▶ [Job]: Collect every line in the records below that contains the word "Tactical".

▶ [Material shown]:
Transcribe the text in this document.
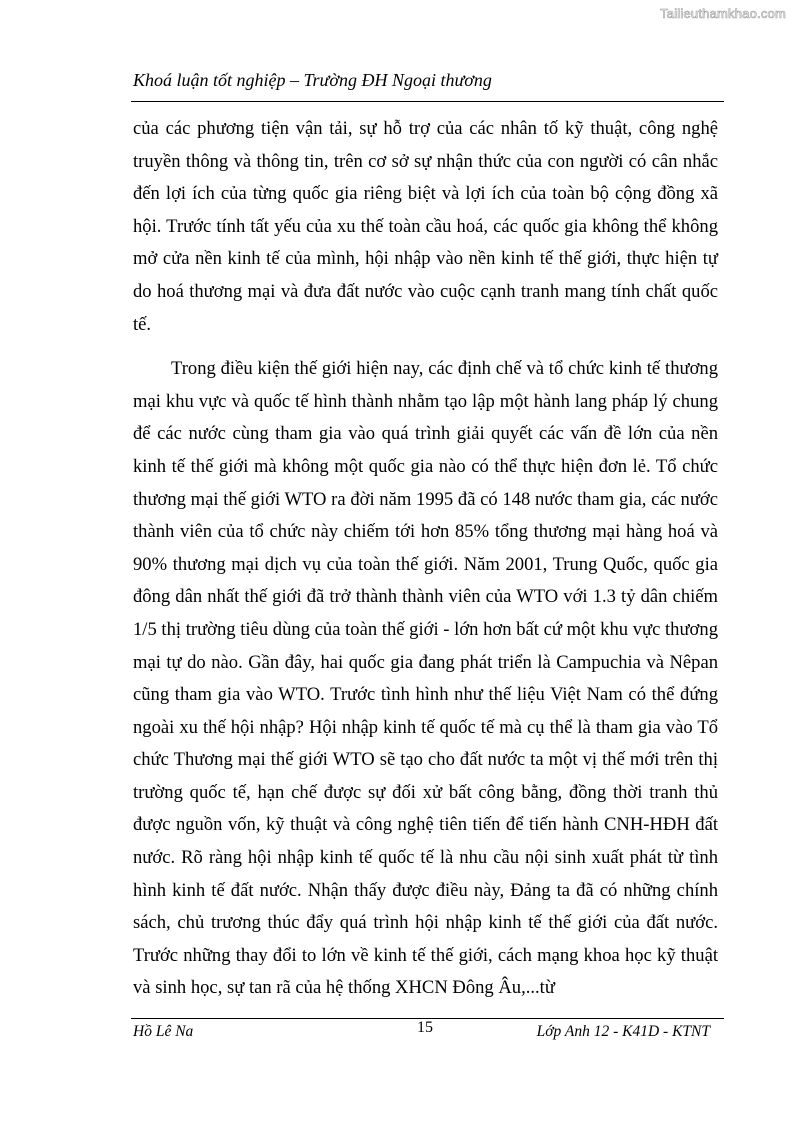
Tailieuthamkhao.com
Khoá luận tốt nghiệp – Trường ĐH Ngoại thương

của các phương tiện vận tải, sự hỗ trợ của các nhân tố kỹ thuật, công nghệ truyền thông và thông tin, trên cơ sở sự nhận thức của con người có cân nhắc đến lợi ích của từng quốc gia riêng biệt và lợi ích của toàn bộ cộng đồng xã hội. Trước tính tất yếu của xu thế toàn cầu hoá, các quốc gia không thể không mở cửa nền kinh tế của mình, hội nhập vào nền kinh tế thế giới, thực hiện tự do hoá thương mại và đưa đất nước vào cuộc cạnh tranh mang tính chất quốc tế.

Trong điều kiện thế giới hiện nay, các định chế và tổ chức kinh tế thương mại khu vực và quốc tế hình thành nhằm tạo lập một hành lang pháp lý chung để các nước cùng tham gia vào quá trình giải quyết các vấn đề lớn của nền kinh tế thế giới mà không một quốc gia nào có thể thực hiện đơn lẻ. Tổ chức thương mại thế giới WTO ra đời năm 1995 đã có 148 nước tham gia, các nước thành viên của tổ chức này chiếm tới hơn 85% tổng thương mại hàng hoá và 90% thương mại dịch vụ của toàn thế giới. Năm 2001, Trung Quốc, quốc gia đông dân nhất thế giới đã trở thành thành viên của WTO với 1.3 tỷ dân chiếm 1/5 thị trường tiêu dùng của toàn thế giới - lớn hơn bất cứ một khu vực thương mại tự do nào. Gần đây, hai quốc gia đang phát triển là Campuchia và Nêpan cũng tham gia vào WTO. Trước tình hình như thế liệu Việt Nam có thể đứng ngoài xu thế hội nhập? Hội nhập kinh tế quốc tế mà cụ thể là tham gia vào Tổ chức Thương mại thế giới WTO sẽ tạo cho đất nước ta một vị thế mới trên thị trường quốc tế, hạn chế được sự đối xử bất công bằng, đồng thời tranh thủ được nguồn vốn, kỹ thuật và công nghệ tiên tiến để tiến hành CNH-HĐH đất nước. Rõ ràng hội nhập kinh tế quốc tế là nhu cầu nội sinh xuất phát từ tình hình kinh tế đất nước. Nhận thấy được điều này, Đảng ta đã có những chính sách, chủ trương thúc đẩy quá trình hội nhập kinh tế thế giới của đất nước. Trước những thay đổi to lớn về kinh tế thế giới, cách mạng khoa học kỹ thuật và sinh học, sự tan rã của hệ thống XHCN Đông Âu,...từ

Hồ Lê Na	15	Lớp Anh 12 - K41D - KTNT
---
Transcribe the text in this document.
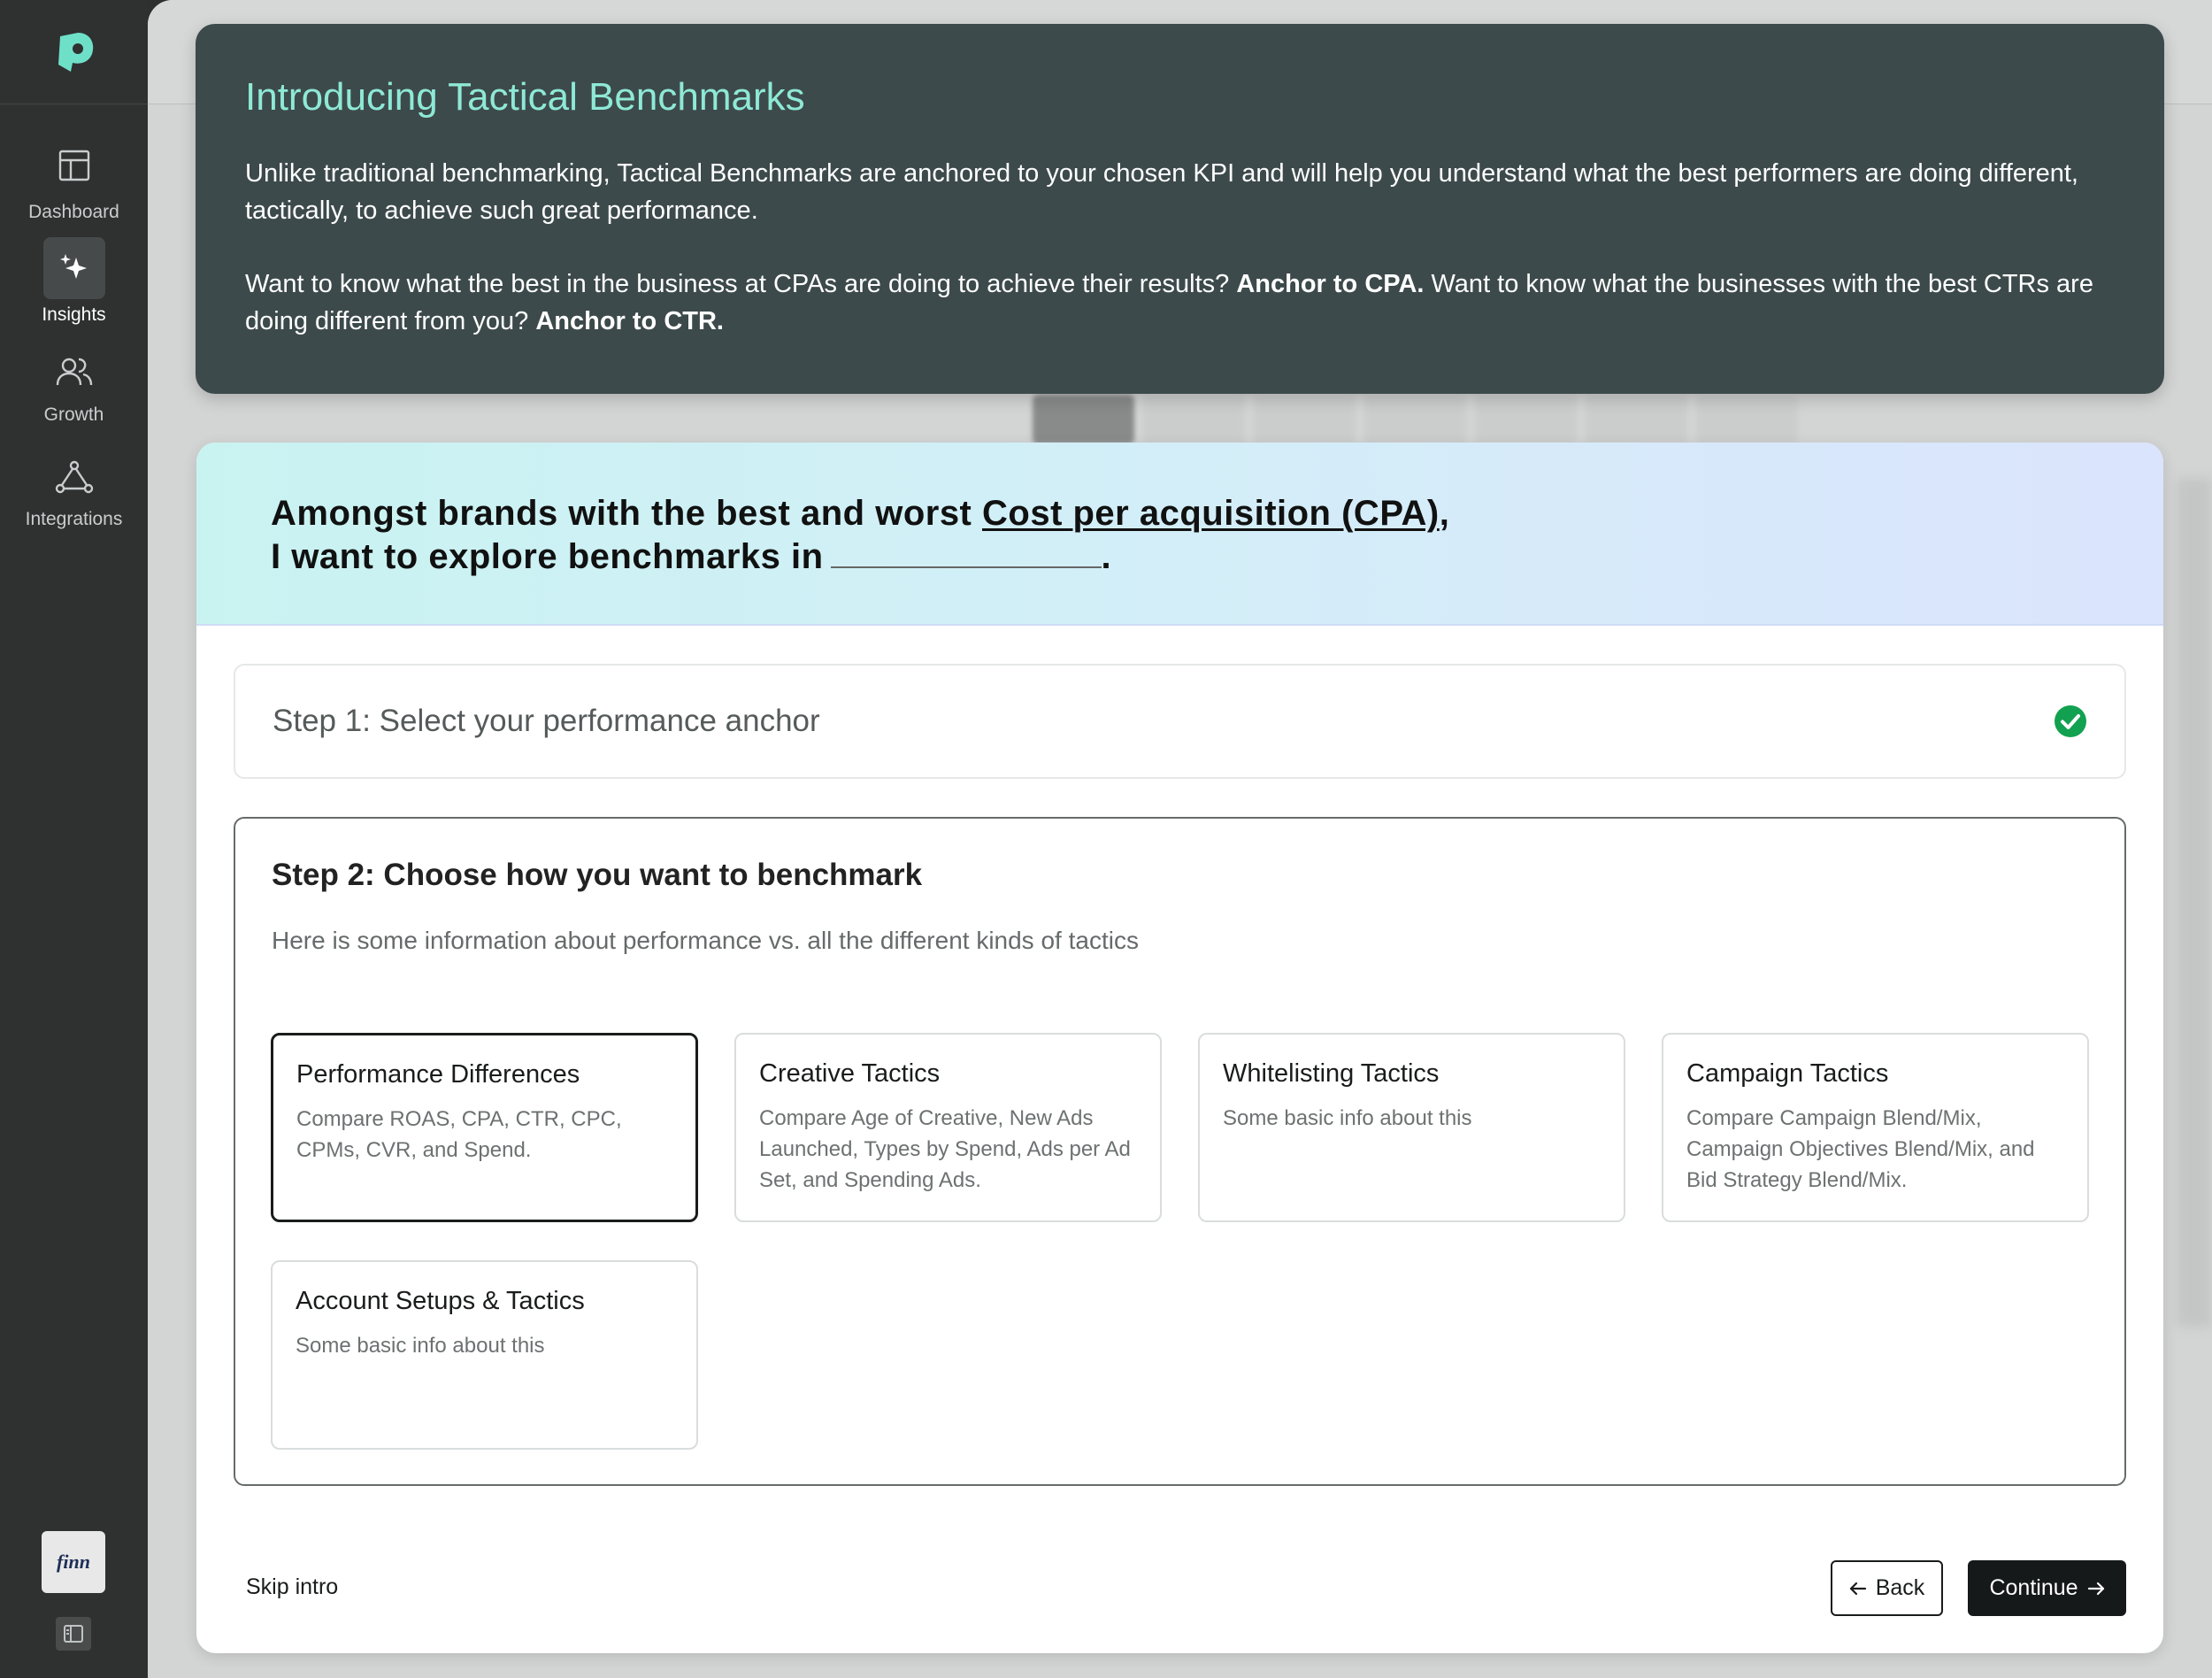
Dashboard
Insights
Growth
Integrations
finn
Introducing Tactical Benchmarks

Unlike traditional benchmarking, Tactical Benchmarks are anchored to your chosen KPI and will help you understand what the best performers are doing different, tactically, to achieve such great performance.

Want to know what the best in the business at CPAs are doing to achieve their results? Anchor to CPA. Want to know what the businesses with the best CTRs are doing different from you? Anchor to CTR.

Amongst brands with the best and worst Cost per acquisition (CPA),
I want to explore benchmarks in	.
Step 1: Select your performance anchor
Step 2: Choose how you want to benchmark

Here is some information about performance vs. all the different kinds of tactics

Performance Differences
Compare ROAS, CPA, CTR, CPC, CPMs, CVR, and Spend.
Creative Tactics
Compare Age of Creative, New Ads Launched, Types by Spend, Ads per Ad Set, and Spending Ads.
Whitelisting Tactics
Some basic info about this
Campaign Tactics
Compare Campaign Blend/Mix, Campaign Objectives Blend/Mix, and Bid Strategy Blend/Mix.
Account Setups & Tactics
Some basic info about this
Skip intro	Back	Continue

▶ [Complete response]:
Introducing Tactical Benchmarks
Unlike traditional benchmarking, Tactical Benchmarks are anchored to your chosen KPI and will help you understand what the best performers are doing different, tactically, to achieve such great performance.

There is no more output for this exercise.